RECORDS:
┄┄┄┄┄┄

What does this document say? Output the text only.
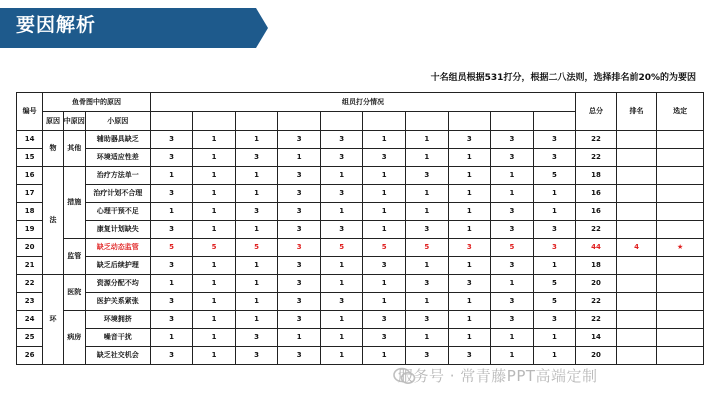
要因解析
十名组员根据531打分，根据二八法则，选择排名前20%的为要因
编号	鱼骨图中的原因			组员打分情况										总分	排名	选定
	原因	中原因	小原因													
14	物	其他	辅助器具缺乏	3	1	1	3	3	1	1	3	3	3	22		
15			环境适应性差	3	1	3	1	3	3	1	1	3	3	22		
16	法	措施	治疗方法单一	1	1	1	3	1	1	3	1	1	5	18		
17			治疗计划不合理	3	1	1	3	3	1	1	1	1	1	16		
18			心理干预不足	1	1	3	3	1	1	1	1	3	1	16		
19			康复计划缺失	3	1	1	3	3	1	3	1	3	3	22		
20		监管	缺乏动态监管	5	5	5	3	5	5	5	3	5	3	44	4	★
21			缺乏后续护理	3	1	1	3	1	3	1	1	3	1	18		
22	环	医院	资源分配不均	1	1	1	3	1	1	3	3	1	5	20		
23			医护关系紧张	3	1	1	3	3	1	1	1	3	5	22		
24		病房	环境拥挤	3	1	1	3	1	3	3	1	3	3	22		
25			噪音干扰	1	1	3	1	1	3	1	1	1	1	14		
26			缺乏社交机会	3	1	3	3	1	1	3	3	1	1	20		
服务号 · 常青藤PPT高端定制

┄┄┄┄┄┄

WHAT YOU NEED TO DO: Write the records above out again exactly, with no pictures in your copy.

SOLUTION FOR THIS PROBLEM:
What does this document say? Output the text only.
要因解析
十名组员根据531打分，根据二八法则，选择排名前20%的为要因
编号	鱼骨图中的原因			组员打分情况										总分	排名	选定
	原因	中原因	小原因													
14	物	其他	辅助器具缺乏	3	1	1	3	3	1	1	3	3	3	22		
15			环境适应性差	3	1	3	1	3	3	1	1	3	3	22		
16	法	措施	治疗方法单一	1	1	1	3	1	1	3	1	1	5	18		
17			治疗计划不合理	3	1	1	3	3	1	1	1	1	1	16		
18			心理干预不足	1	1	3	3	1	1	1	1	3	1	16		
19			康复计划缺失	3	1	1	3	3	1	3	1	3	3	22		
20		监管	缺乏动态监管	5	5	5	3	5	5	5	3	5	3	44	4	★
21			缺乏后续护理	3	1	1	3	1	3	1	1	3	1	18		
22	环	医院	资源分配不均	1	1	1	3	1	1	3	3	1	5	20		
23			医护关系紧张	3	1	1	3	3	1	1	1	3	5	22		
24		病房	环境拥挤	3	1	1	3	1	3	3	1	3	3	22		
25			噪音干扰	1	1	3	1	1	3	1	1	1	1	14		
26			缺乏社交机会	3	1	3	3	1	1	3	3	1	1	20		
服务号 · 常青藤PPT高端定制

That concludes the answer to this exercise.